* Begin Exercise data *

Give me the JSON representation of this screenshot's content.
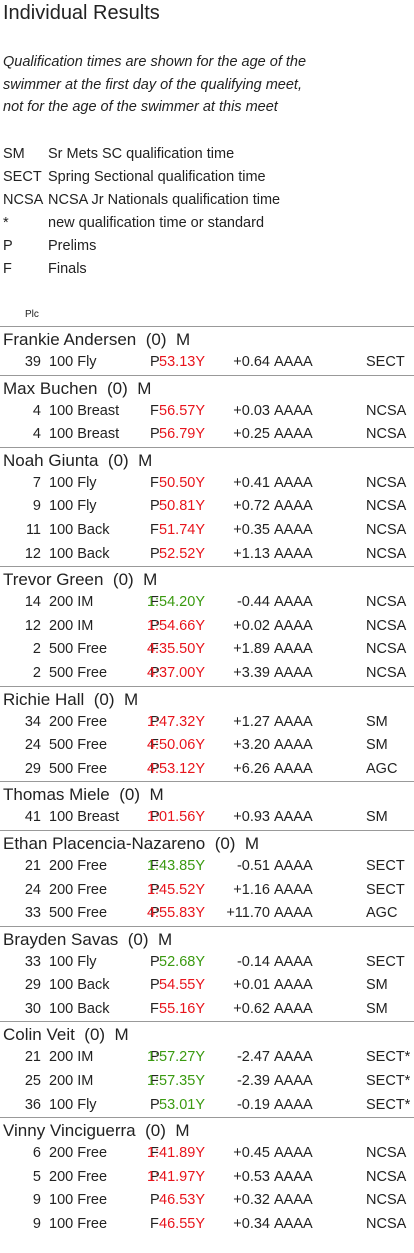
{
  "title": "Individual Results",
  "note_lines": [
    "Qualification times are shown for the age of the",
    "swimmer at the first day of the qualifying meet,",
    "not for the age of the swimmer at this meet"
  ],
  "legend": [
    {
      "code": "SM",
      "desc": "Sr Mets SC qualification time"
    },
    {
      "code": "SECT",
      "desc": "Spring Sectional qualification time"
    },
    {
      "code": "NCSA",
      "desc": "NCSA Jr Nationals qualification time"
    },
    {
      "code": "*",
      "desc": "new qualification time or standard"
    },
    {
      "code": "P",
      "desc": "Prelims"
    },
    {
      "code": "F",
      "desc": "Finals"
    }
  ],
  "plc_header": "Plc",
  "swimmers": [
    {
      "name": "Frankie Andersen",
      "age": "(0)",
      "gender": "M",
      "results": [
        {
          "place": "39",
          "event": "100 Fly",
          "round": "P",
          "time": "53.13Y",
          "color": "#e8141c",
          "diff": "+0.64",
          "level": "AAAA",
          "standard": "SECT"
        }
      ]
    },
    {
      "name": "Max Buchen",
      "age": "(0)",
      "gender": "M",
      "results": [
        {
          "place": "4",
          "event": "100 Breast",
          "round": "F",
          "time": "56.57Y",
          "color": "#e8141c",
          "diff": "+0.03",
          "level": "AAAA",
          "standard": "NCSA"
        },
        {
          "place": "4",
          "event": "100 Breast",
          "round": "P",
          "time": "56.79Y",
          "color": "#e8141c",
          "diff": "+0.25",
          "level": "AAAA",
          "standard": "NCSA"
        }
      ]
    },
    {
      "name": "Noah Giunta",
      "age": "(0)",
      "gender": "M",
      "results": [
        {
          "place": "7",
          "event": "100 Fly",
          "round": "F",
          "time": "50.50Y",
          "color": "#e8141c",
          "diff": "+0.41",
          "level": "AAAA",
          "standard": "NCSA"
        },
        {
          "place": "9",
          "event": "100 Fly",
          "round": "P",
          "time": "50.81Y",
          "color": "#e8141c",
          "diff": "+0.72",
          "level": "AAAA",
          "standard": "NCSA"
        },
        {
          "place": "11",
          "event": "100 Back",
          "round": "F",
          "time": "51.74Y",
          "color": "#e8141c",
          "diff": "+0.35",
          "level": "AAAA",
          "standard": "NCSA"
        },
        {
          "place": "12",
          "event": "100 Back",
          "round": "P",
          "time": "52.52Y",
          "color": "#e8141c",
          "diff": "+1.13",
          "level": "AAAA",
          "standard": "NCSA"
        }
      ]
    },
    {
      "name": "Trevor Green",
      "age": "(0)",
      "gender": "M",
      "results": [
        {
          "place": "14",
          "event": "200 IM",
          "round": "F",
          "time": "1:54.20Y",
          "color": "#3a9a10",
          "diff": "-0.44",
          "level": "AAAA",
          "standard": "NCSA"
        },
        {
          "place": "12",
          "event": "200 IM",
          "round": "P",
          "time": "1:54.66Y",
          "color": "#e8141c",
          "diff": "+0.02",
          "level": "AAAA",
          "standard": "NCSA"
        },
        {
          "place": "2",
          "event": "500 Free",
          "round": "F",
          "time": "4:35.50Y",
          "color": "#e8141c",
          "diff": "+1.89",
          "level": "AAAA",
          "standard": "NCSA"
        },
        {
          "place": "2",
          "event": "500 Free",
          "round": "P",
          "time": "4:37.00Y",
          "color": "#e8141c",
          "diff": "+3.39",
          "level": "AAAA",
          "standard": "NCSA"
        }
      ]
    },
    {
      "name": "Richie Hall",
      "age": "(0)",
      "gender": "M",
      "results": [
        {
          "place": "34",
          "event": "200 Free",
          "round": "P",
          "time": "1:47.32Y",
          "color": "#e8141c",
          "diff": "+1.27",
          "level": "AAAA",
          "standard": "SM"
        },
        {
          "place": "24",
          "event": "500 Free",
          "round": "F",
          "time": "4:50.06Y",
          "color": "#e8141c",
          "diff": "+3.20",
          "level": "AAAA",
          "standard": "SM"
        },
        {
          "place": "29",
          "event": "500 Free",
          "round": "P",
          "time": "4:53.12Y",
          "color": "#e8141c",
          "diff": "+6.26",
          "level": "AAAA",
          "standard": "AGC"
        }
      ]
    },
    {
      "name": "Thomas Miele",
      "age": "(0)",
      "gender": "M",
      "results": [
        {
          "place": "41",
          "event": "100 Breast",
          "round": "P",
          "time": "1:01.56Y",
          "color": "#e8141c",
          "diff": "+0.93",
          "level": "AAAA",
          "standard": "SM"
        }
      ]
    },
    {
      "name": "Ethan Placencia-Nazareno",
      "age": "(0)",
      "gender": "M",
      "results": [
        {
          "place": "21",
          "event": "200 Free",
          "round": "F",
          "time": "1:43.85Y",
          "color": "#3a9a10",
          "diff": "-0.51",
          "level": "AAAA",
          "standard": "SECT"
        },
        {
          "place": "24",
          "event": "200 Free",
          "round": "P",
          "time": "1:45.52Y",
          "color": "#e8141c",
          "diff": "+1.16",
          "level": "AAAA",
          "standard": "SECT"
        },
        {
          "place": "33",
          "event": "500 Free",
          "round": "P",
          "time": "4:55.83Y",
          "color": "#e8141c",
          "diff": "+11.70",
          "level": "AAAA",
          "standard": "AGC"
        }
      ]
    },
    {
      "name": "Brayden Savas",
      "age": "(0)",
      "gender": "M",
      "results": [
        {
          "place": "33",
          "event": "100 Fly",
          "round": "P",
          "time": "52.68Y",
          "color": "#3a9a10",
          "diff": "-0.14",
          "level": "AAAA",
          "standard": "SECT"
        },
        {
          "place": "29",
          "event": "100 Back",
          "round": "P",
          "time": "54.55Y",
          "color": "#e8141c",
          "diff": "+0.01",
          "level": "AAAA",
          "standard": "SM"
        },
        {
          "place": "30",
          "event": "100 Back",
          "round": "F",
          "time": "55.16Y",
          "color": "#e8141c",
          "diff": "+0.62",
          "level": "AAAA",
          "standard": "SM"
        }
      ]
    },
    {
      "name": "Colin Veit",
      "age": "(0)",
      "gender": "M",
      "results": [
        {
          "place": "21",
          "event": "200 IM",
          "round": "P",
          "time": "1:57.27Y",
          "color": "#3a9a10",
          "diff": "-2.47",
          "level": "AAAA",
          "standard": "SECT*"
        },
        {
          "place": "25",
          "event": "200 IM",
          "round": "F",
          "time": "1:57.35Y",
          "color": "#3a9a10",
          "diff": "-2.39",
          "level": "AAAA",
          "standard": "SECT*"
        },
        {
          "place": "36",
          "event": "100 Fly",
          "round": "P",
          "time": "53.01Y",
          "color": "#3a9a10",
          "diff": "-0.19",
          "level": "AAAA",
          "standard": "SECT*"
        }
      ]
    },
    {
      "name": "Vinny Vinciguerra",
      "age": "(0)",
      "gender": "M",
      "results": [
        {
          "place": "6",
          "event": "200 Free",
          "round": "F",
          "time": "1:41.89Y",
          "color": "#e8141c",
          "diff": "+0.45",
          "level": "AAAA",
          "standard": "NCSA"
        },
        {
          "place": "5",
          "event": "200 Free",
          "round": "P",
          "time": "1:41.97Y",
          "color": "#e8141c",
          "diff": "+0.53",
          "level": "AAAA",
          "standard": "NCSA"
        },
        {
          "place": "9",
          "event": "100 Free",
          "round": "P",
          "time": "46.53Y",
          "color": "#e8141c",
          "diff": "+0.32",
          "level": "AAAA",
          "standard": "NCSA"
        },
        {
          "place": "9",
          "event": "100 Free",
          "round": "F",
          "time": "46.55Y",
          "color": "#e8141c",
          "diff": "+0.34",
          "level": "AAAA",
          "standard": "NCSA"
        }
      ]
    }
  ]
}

* End Exercise data *

Task details: Repeat the data exactly, dropping every picture it holds.

Solution to the problem:
Give me the JSON representation of this screenshot's content.
{
  "title": "Individual Results",
  "note_lines": [
    "Qualification times are shown for the age of the",
    "swimmer at the first day of the qualifying meet,",
    "not for the age of the swimmer at this meet"
  ],
  "legend": [
    {
      "code": "SM",
      "desc": "Sr Mets SC qualification time"
    },
    {
      "code": "SECT",
      "desc": "Spring Sectional qualification time"
    },
    {
      "code": "NCSA",
      "desc": "NCSA Jr Nationals qualification time"
    },
    {
      "code": "*",
      "desc": "new qualification time or standard"
    },
    {
      "code": "P",
      "desc": "Prelims"
    },
    {
      "code": "F",
      "desc": "Finals"
    }
  ],
  "plc_header": "Plc",
  "swimmers": [
    {
      "name": "Frankie Andersen",
      "age": "(0)",
      "gender": "M",
      "results": [
        {
          "place": "39",
          "event": "100 Fly",
          "round": "P",
          "time": "53.13Y",
          "color": "#e8141c",
          "diff": "+0.64",
          "level": "AAAA",
          "standard": "SECT"
        }
      ]
    },
    {
      "name": "Max Buchen",
      "age": "(0)",
      "gender": "M",
      "results": [
        {
          "place": "4",
          "event": "100 Breast",
          "round": "F",
          "time": "56.57Y",
          "color": "#e8141c",
          "diff": "+0.03",
          "level": "AAAA",
          "standard": "NCSA"
        },
        {
          "place": "4",
          "event": "100 Breast",
          "round": "P",
          "time": "56.79Y",
          "color": "#e8141c",
          "diff": "+0.25",
          "level": "AAAA",
          "standard": "NCSA"
        }
      ]
    },
    {
      "name": "Noah Giunta",
      "age": "(0)",
      "gender": "M",
      "results": [
        {
          "place": "7",
          "event": "100 Fly",
          "round": "F",
          "time": "50.50Y",
          "color": "#e8141c",
          "diff": "+0.41",
          "level": "AAAA",
          "standard": "NCSA"
        },
        {
          "place": "9",
          "event": "100 Fly",
          "round": "P",
          "time": "50.81Y",
          "color": "#e8141c",
          "diff": "+0.72",
          "level": "AAAA",
          "standard": "NCSA"
        },
        {
          "place": "11",
          "event": "100 Back",
          "round": "F",
          "time": "51.74Y",
          "color": "#e8141c",
          "diff": "+0.35",
          "level": "AAAA",
          "standard": "NCSA"
        },
        {
          "place": "12",
          "event": "100 Back",
          "round": "P",
          "time": "52.52Y",
          "color": "#e8141c",
          "diff": "+1.13",
          "level": "AAAA",
          "standard": "NCSA"
        }
      ]
    },
    {
      "name": "Trevor Green",
      "age": "(0)",
      "gender": "M",
      "results": [
        {
          "place": "14",
          "event": "200 IM",
          "round": "F",
          "time": "1:54.20Y",
          "color": "#3a9a10",
          "diff": "-0.44",
          "level": "AAAA",
          "standard": "NCSA"
        },
        {
          "place": "12",
          "event": "200 IM",
          "round": "P",
          "time": "1:54.66Y",
          "color": "#e8141c",
          "diff": "+0.02",
          "level": "AAAA",
          "standard": "NCSA"
        },
        {
          "place": "2",
          "event": "500 Free",
          "round": "F",
          "time": "4:35.50Y",
          "color": "#e8141c",
          "diff": "+1.89",
          "level": "AAAA",
          "standard": "NCSA"
        },
        {
          "place": "2",
          "event": "500 Free",
          "round": "P",
          "time": "4:37.00Y",
          "color": "#e8141c",
          "diff": "+3.39",
          "level": "AAAA",
          "standard": "NCSA"
        }
      ]
    },
    {
      "name": "Richie Hall",
      "age": "(0)",
      "gender": "M",
      "results": [
        {
          "place": "34",
          "event": "200 Free",
          "round": "P",
          "time": "1:47.32Y",
          "color": "#e8141c",
          "diff": "+1.27",
          "level": "AAAA",
          "standard": "SM"
        },
        {
          "place": "24",
          "event": "500 Free",
          "round": "F",
          "time": "4:50.06Y",
          "color": "#e8141c",
          "diff": "+3.20",
          "level": "AAAA",
          "standard": "SM"
        },
        {
          "place": "29",
          "event": "500 Free",
          "round": "P",
          "time": "4:53.12Y",
          "color": "#e8141c",
          "diff": "+6.26",
          "level": "AAAA",
          "standard": "AGC"
        }
      ]
    },
    {
      "name": "Thomas Miele",
      "age": "(0)",
      "gender": "M",
      "results": [
        {
          "place": "41",
          "event": "100 Breast",
          "round": "P",
          "time": "1:01.56Y",
          "color": "#e8141c",
          "diff": "+0.93",
          "level": "AAAA",
          "standard": "SM"
        }
      ]
    },
    {
      "name": "Ethan Placencia-Nazareno",
      "age": "(0)",
      "gender": "M",
      "results": [
        {
          "place": "21",
          "event": "200 Free",
          "round": "F",
          "time": "1:43.85Y",
          "color": "#3a9a10",
          "diff": "-0.51",
          "level": "AAAA",
          "standard": "SECT"
        },
        {
          "place": "24",
          "event": "200 Free",
          "round": "P",
          "time": "1:45.52Y",
          "color": "#e8141c",
          "diff": "+1.16",
          "level": "AAAA",
          "standard": "SECT"
        },
        {
          "place": "33",
          "event": "500 Free",
          "round": "P",
          "time": "4:55.83Y",
          "color": "#e8141c",
          "diff": "+11.70",
          "level": "AAAA",
          "standard": "AGC"
        }
      ]
    },
    {
      "name": "Brayden Savas",
      "age": "(0)",
      "gender": "M",
      "results": [
        {
          "place": "33",
          "event": "100 Fly",
          "round": "P",
          "time": "52.68Y",
          "color": "#3a9a10",
          "diff": "-0.14",
          "level": "AAAA",
          "standard": "SECT"
        },
        {
          "place": "29",
          "event": "100 Back",
          "round": "P",
          "time": "54.55Y",
          "color": "#e8141c",
          "diff": "+0.01",
          "level": "AAAA",
          "standard": "SM"
        },
        {
          "place": "30",
          "event": "100 Back",
          "round": "F",
          "time": "55.16Y",
          "color": "#e8141c",
          "diff": "+0.62",
          "level": "AAAA",
          "standard": "SM"
        }
      ]
    },
    {
      "name": "Colin Veit",
      "age": "(0)",
      "gender": "M",
      "results": [
        {
          "place": "21",
          "event": "200 IM",
          "round": "P",
          "time": "1:57.27Y",
          "color": "#3a9a10",
          "diff": "-2.47",
          "level": "AAAA",
          "standard": "SECT*"
        },
        {
          "place": "25",
          "event": "200 IM",
          "round": "F",
          "time": "1:57.35Y",
          "color": "#3a9a10",
          "diff": "-2.39",
          "level": "AAAA",
          "standard": "SECT*"
        },
        {
          "place": "36",
          "event": "100 Fly",
          "round": "P",
          "time": "53.01Y",
          "color": "#3a9a10",
          "diff": "-0.19",
          "level": "AAAA",
          "standard": "SECT*"
        }
      ]
    },
    {
      "name": "Vinny Vinciguerra",
      "age": "(0)",
      "gender": "M",
      "results": [
        {
          "place": "6",
          "event": "200 Free",
          "round": "F",
          "time": "1:41.89Y",
          "color": "#e8141c",
          "diff": "+0.45",
          "level": "AAAA",
          "standard": "NCSA"
        },
        {
          "place": "5",
          "event": "200 Free",
          "round": "P",
          "time": "1:41.97Y",
          "color": "#e8141c",
          "diff": "+0.53",
          "level": "AAAA",
          "standard": "NCSA"
        },
        {
          "place": "9",
          "event": "100 Free",
          "round": "P",
          "time": "46.53Y",
          "color": "#e8141c",
          "diff": "+0.32",
          "level": "AAAA",
          "standard": "NCSA"
        },
        {
          "place": "9",
          "event": "100 Free",
          "round": "F",
          "time": "46.55Y",
          "color": "#e8141c",
          "diff": "+0.34",
          "level": "AAAA",
          "standard": "NCSA"
        }
      ]
    }
  ]
}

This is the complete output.